◆ What is required: Look for the word "page" in the entries below, then copy every line that has it.
____ Material for this task
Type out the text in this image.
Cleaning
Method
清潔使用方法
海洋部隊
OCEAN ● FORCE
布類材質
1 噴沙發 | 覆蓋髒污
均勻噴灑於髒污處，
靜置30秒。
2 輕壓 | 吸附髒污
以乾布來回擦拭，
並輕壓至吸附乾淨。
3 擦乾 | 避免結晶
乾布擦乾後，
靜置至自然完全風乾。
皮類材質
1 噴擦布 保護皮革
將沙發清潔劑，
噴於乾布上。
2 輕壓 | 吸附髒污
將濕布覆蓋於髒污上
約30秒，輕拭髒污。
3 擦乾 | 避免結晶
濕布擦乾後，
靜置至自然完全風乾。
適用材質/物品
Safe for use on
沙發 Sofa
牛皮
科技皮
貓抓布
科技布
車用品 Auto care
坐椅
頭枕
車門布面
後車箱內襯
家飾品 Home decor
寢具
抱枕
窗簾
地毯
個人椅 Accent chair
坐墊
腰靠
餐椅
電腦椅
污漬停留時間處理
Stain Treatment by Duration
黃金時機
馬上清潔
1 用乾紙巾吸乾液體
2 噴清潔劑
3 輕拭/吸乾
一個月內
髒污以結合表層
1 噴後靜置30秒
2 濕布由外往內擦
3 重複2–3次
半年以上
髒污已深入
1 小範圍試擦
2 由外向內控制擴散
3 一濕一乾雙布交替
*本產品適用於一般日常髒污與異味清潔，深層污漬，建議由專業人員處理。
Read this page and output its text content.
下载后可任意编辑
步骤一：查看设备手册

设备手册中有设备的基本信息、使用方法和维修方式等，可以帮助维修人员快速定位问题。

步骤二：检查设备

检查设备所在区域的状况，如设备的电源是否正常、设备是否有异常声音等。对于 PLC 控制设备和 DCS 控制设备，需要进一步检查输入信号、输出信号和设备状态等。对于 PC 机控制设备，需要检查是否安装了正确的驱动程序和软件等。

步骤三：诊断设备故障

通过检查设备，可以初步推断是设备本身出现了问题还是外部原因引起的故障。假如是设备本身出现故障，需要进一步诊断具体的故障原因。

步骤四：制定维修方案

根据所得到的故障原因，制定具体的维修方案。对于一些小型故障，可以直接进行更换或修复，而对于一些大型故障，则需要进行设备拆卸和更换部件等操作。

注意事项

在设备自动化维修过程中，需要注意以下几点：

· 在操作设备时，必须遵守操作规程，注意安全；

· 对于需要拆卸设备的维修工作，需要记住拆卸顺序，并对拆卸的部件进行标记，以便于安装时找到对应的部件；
________
____ Material for this task
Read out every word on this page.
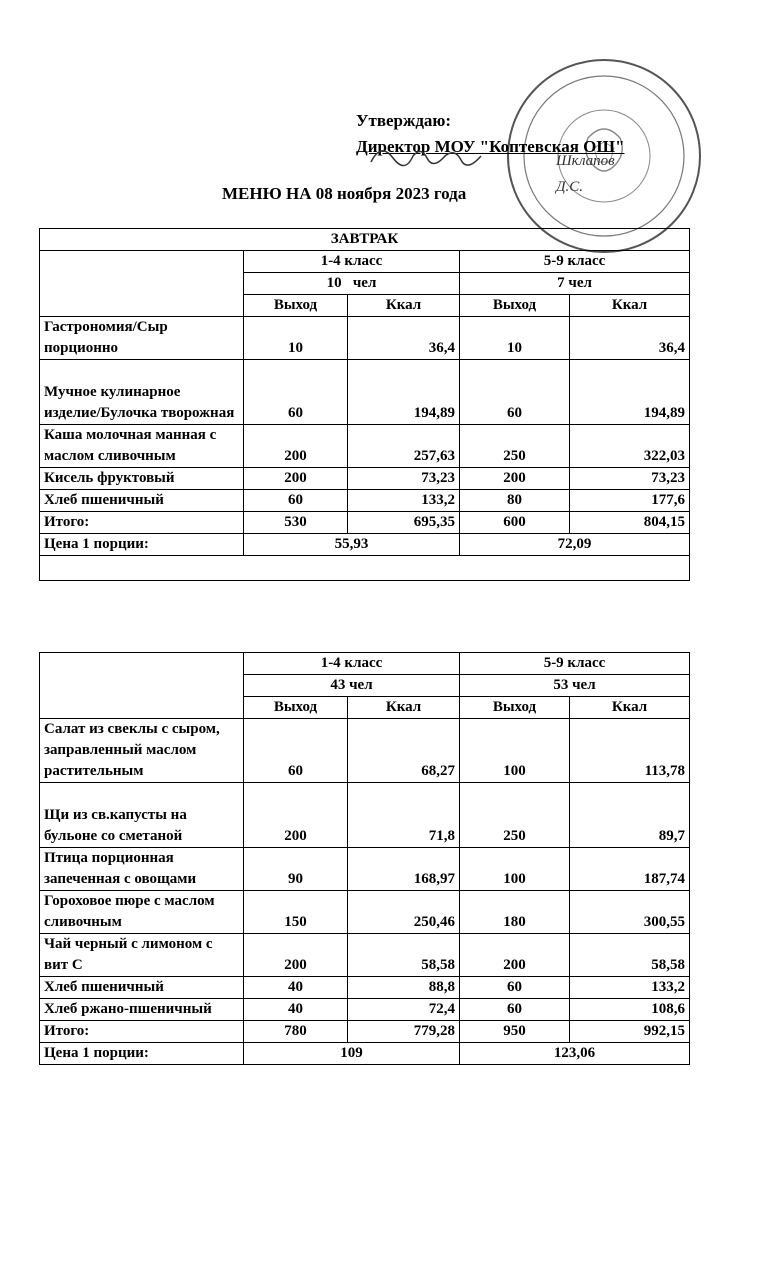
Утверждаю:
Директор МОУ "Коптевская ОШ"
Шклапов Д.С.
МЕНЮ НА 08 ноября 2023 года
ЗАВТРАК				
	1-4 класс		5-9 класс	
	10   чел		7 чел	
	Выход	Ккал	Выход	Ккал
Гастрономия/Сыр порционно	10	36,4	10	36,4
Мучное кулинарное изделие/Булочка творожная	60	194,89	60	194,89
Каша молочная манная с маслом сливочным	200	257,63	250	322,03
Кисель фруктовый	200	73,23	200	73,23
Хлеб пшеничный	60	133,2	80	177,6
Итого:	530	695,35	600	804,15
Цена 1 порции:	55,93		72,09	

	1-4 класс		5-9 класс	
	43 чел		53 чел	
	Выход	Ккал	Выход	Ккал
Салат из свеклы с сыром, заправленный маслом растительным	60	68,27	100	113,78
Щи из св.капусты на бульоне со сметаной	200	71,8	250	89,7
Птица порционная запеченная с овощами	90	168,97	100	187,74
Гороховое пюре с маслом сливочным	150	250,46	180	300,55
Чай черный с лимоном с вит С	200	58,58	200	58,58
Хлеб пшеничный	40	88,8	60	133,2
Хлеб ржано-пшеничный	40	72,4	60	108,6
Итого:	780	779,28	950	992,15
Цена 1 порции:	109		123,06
________
◆ Completed exercise:
Read this page and output its text content.
Read out every word on this page.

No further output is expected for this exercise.